▶ **WRITTEN TASK**
Collect the lines of the entries where "name" shows up.

• • •

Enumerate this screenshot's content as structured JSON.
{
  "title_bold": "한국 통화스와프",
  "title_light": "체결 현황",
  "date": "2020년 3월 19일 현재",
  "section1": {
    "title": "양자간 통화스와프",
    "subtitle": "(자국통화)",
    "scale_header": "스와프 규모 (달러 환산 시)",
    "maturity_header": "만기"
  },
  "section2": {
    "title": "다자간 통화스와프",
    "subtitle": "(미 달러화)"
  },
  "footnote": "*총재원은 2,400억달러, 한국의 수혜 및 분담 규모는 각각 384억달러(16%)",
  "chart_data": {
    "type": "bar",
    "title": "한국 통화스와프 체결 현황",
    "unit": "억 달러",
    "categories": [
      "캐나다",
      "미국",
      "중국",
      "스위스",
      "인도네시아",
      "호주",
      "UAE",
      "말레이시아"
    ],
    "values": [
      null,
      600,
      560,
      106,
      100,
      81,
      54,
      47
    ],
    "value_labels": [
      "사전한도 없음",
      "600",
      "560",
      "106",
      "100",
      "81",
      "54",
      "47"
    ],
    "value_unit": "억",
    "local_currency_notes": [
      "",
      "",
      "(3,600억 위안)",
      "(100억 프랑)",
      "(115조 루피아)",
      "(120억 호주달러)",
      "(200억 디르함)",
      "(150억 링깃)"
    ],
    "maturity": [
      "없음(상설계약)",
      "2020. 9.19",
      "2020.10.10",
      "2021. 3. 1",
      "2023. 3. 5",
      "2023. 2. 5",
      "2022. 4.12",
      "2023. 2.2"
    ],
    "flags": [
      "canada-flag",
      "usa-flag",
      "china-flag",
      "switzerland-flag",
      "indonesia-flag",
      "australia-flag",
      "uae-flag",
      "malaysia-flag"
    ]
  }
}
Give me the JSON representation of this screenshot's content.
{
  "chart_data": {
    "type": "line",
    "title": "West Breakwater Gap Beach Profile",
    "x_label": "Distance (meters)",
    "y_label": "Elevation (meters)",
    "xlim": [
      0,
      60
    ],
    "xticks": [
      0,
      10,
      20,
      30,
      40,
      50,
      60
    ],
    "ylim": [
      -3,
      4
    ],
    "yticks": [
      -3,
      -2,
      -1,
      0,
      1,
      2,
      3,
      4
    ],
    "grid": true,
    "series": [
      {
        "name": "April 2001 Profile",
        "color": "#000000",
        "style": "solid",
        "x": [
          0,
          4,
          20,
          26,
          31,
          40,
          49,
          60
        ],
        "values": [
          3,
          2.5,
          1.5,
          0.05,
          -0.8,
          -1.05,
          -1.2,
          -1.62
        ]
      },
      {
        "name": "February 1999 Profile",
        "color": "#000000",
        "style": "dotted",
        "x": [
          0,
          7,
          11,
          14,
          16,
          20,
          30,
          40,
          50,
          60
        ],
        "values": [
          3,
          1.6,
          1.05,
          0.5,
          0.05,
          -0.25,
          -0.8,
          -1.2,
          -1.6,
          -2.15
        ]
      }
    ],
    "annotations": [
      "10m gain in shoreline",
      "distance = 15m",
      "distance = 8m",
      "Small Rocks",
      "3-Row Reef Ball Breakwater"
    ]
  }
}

• • •

▶ **COMPLETE ANSWER**
        "name": "April 2001 Profile",
        "name": "February 1999 Profile",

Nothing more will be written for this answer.